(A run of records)

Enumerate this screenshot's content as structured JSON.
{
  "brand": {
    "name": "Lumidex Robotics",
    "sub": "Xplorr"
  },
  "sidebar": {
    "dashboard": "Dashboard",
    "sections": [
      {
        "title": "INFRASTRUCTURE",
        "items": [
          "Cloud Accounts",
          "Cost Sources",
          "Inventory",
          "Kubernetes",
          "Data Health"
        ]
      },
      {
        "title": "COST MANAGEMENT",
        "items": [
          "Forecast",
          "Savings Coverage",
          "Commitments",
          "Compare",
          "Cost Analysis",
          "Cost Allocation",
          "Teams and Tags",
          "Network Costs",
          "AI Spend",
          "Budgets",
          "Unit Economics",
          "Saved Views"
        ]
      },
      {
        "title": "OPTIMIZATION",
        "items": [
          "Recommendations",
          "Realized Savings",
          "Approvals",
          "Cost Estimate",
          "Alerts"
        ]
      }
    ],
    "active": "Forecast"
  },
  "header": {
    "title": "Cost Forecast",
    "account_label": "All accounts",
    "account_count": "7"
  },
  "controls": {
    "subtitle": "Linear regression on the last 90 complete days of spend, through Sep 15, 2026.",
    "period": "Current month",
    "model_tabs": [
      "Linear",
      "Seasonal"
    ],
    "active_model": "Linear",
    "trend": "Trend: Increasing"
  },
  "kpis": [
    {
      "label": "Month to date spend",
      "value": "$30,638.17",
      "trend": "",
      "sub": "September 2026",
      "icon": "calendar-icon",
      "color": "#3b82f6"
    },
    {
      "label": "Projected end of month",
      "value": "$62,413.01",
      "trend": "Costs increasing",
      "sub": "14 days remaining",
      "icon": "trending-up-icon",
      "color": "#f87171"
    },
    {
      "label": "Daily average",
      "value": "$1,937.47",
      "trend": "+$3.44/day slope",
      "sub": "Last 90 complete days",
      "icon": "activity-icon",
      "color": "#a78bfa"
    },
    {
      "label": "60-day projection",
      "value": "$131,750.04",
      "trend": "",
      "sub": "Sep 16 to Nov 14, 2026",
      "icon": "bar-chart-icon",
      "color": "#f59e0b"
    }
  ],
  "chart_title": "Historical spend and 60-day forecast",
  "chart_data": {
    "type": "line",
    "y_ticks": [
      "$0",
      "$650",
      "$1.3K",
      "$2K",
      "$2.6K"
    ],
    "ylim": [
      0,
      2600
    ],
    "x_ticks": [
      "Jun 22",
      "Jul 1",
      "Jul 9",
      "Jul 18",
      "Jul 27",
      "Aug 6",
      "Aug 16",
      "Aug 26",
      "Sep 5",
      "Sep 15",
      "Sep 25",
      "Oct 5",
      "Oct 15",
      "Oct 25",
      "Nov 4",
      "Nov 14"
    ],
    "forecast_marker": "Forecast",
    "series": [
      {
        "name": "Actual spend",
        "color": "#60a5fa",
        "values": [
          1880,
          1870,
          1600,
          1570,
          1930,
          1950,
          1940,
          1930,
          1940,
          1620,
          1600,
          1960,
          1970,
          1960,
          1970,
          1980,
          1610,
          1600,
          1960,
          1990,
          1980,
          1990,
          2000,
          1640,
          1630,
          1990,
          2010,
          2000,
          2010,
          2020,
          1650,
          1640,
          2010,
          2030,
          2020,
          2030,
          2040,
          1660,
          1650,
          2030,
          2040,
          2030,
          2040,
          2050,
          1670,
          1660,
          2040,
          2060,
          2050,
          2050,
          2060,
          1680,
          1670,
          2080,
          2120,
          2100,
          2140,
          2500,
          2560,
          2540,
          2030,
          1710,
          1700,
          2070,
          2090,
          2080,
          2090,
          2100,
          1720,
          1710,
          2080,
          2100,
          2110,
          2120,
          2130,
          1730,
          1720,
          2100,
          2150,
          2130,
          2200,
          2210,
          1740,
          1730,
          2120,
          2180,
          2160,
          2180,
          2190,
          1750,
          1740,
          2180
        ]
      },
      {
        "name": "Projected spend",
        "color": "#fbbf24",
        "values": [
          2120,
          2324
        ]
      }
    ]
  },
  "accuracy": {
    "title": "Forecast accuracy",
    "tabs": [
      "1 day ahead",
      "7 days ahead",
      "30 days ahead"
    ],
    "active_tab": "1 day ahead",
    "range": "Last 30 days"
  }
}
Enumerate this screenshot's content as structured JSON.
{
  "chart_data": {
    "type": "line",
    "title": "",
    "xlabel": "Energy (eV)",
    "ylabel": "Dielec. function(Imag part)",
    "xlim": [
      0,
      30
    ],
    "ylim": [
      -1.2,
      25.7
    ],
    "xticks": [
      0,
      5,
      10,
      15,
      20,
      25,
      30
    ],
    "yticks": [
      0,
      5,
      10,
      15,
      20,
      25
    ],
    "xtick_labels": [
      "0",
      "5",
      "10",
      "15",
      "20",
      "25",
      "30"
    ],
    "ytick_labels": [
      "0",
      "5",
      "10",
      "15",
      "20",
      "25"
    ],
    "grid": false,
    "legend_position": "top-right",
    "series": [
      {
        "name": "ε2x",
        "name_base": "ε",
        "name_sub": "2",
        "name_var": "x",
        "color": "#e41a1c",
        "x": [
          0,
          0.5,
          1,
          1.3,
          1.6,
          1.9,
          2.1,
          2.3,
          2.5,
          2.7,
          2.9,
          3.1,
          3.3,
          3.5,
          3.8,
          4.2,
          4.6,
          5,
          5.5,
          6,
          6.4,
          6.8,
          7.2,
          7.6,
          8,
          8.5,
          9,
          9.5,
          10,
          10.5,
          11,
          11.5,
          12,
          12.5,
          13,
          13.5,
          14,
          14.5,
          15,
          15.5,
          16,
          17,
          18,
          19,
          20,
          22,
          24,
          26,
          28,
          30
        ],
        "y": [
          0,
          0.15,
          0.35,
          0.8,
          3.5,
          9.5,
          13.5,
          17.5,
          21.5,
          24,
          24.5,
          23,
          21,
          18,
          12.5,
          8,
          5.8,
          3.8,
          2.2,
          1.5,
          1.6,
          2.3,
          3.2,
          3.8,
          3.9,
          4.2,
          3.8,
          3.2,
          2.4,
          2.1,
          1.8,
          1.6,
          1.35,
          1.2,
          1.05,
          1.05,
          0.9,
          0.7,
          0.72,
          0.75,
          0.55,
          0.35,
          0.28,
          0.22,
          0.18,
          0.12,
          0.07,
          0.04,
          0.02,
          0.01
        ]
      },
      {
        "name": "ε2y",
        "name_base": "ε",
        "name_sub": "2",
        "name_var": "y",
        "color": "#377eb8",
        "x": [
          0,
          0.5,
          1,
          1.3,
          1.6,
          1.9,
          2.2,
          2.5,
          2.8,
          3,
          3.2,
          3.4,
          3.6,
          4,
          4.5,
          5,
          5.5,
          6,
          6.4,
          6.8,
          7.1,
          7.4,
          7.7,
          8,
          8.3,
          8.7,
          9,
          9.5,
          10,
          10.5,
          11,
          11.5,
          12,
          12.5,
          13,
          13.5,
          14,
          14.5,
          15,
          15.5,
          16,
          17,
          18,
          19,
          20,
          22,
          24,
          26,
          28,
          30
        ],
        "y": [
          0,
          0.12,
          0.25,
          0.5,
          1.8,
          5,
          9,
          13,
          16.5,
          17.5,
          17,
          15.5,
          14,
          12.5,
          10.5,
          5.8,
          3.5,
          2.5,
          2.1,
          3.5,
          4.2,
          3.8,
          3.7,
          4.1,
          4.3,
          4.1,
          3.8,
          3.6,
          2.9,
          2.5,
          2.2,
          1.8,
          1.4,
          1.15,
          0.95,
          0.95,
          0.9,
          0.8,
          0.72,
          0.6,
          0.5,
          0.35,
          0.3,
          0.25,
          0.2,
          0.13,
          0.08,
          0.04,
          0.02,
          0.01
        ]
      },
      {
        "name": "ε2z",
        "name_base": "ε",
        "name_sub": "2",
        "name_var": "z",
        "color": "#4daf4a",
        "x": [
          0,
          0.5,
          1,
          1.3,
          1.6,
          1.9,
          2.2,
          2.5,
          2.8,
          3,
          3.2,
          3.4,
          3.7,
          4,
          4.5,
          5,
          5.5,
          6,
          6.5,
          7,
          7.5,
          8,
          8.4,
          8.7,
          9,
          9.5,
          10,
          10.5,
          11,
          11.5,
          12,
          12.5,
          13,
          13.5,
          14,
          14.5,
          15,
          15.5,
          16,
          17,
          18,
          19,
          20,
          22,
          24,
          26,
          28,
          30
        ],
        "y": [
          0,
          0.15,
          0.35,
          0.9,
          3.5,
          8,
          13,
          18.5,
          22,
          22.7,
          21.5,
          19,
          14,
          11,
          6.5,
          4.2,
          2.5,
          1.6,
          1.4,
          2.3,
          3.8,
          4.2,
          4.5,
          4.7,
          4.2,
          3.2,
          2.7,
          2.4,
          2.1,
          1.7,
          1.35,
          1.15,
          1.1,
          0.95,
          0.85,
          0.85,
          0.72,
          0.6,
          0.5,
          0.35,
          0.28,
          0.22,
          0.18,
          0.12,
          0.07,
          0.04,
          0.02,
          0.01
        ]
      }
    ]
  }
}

STATED EXERCISE: Single out each line of the records above with the string "days" in it, and copy it.

SOLUTION TO THIS EXERCISE:
    "subtitle": "Linear regression on the last 90 complete days of spend, through Sep 15, 2026.",
      "sub": "14 days remaining",
      "sub": "Last 90 complete days",
      "7 days ahead",
      "30 days ahead"
    "range": "Last 30 days"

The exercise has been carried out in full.